:: Records to use ::
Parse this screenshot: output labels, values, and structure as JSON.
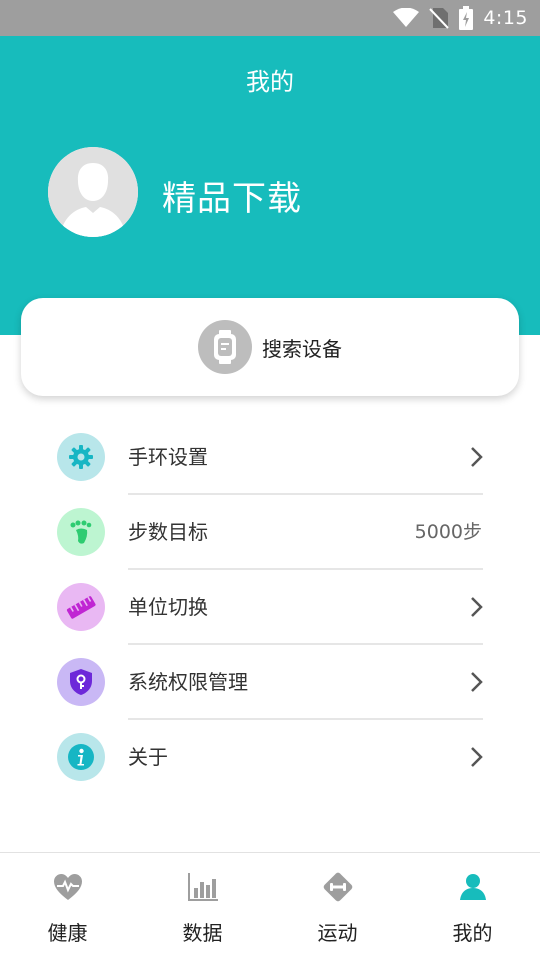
{
  "status_bar": {
    "time": "4:15",
    "icons": [
      "wifi-icon",
      "no-sim-icon",
      "battery-charging-icon"
    ]
  },
  "header": {
    "title": "我的",
    "username": "精品下载",
    "avatar_icon": "user-silhouette-icon"
  },
  "device_card": {
    "label": "搜索设备",
    "icon": "watch-icon"
  },
  "menu": {
    "items": [
      {
        "label": "手环设置",
        "icon": "gear-icon",
        "color": "#b8e6ea"
      },
      {
        "label": "步数目标",
        "icon": "footprint-icon",
        "color": "#bdf5d1",
        "value": "5000步"
      },
      {
        "label": "单位切换",
        "icon": "ruler-icon",
        "color": "#e9b8f3"
      },
      {
        "label": "系统权限管理",
        "icon": "shield-key-icon",
        "color": "#c9b8f5"
      },
      {
        "label": "关于",
        "icon": "info-icon",
        "color": "#b8e6ea"
      }
    ]
  },
  "tab_bar": {
    "tabs": [
      {
        "label": "健康",
        "icon": "heart-pulse-icon",
        "active": false
      },
      {
        "label": "数据",
        "icon": "bar-chart-icon",
        "active": false
      },
      {
        "label": "运动",
        "icon": "dumbbell-icon",
        "active": false
      },
      {
        "label": "我的",
        "icon": "person-icon",
        "active": true
      }
    ]
  },
  "colors": {
    "brand": "#17bcbc",
    "status_bar": "#9e9e9e",
    "tab_inactive": "#9e9e9e"
  }
}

:: Task directions ::
Output a faithful copy of the data, with each picture left out.

:: Output for this exercise ::
Parse this screenshot: output labels, values, and structure as JSON.
{
  "status_bar": {
    "time": "4:15",
    "icons": [
      "wifi-icon",
      "no-sim-icon",
      "battery-charging-icon"
    ]
  },
  "header": {
    "title": "我的",
    "username": "精品下载",
    "avatar_icon": "user-silhouette-icon"
  },
  "device_card": {
    "label": "搜索设备",
    "icon": "watch-icon"
  },
  "menu": {
    "items": [
      {
        "label": "手环设置",
        "icon": "gear-icon",
        "color": "#b8e6ea"
      },
      {
        "label": "步数目标",
        "icon": "footprint-icon",
        "color": "#bdf5d1",
        "value": "5000步"
      },
      {
        "label": "单位切换",
        "icon": "ruler-icon",
        "color": "#e9b8f3"
      },
      {
        "label": "系统权限管理",
        "icon": "shield-key-icon",
        "color": "#c9b8f5"
      },
      {
        "label": "关于",
        "icon": "info-icon",
        "color": "#b8e6ea"
      }
    ]
  },
  "tab_bar": {
    "tabs": [
      {
        "label": "健康",
        "icon": "heart-pulse-icon",
        "active": false
      },
      {
        "label": "数据",
        "icon": "bar-chart-icon",
        "active": false
      },
      {
        "label": "运动",
        "icon": "dumbbell-icon",
        "active": false
      },
      {
        "label": "我的",
        "icon": "person-icon",
        "active": true
      }
    ]
  },
  "colors": {
    "brand": "#17bcbc",
    "status_bar": "#9e9e9e",
    "tab_inactive": "#9e9e9e"
  }
}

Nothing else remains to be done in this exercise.